** TASK INSTRUCTIONS **
Note each line of the listing that contains the string "name", and copy it.

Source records
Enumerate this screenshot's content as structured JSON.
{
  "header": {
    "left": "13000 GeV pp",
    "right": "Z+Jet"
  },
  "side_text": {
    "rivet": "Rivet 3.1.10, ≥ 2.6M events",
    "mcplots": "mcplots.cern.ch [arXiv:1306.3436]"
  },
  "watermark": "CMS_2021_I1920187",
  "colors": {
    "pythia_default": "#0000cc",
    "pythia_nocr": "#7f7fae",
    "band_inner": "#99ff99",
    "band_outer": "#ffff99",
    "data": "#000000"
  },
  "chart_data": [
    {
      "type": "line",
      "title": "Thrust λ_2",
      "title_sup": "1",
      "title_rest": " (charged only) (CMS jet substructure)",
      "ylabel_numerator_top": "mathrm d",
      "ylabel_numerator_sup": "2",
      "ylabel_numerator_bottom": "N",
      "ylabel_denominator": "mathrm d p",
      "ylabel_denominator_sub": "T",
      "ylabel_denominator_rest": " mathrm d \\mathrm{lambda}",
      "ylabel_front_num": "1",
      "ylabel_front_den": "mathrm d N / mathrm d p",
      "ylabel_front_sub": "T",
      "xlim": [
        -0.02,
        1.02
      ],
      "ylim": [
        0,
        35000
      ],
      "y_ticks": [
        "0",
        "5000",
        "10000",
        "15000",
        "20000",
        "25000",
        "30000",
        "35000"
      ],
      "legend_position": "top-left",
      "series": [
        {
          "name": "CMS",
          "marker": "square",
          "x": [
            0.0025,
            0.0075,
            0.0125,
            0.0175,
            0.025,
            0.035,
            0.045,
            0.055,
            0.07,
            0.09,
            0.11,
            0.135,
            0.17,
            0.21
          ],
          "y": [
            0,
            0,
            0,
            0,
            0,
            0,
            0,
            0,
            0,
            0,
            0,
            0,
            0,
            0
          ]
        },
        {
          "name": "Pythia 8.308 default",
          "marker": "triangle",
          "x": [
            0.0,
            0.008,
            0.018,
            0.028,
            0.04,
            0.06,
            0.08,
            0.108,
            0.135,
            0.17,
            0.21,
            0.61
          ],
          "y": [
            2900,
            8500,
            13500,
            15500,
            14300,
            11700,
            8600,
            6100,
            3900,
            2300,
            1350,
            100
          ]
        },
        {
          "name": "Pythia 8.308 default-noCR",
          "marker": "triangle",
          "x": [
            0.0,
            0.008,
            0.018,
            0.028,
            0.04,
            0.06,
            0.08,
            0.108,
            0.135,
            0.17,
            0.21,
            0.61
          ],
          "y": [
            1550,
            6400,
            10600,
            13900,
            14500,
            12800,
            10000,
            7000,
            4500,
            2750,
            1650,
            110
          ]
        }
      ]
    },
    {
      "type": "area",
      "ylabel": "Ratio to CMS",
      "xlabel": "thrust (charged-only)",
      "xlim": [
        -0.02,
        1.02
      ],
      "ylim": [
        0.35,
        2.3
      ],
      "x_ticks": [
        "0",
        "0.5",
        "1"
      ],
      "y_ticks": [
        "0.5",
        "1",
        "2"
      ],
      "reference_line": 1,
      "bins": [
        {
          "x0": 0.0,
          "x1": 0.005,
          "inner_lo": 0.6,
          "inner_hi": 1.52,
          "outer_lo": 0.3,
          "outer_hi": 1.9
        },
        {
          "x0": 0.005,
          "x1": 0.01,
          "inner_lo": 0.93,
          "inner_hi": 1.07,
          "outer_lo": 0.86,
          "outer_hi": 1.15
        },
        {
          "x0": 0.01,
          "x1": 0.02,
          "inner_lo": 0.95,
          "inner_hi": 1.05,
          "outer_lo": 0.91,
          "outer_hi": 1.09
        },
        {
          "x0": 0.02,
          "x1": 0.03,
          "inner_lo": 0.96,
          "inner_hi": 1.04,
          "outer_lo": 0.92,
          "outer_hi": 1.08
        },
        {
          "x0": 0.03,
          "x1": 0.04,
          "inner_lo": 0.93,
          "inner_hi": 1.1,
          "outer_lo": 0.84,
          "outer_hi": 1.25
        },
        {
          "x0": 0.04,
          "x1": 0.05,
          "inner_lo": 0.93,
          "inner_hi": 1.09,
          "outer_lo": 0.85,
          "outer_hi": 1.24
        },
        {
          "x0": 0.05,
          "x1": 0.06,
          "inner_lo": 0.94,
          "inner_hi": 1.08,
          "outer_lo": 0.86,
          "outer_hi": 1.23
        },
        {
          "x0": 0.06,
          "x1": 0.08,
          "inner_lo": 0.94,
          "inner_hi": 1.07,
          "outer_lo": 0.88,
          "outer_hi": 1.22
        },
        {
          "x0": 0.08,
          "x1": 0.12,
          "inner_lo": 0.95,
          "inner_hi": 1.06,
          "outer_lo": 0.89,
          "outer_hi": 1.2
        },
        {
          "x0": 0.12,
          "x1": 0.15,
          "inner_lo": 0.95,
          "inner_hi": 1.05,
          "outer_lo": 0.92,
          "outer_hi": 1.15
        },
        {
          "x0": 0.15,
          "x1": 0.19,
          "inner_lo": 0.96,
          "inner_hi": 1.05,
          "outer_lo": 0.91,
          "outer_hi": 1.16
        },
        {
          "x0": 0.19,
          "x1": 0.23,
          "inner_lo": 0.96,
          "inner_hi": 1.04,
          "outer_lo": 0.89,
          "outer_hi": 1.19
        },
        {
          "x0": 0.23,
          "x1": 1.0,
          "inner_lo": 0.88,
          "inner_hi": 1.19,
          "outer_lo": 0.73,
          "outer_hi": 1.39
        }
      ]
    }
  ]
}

** IN RESPONSE **
          "name": "CMS",
          "name": "Pythia 8.308 default",
          "name": "Pythia 8.308 default-noCR",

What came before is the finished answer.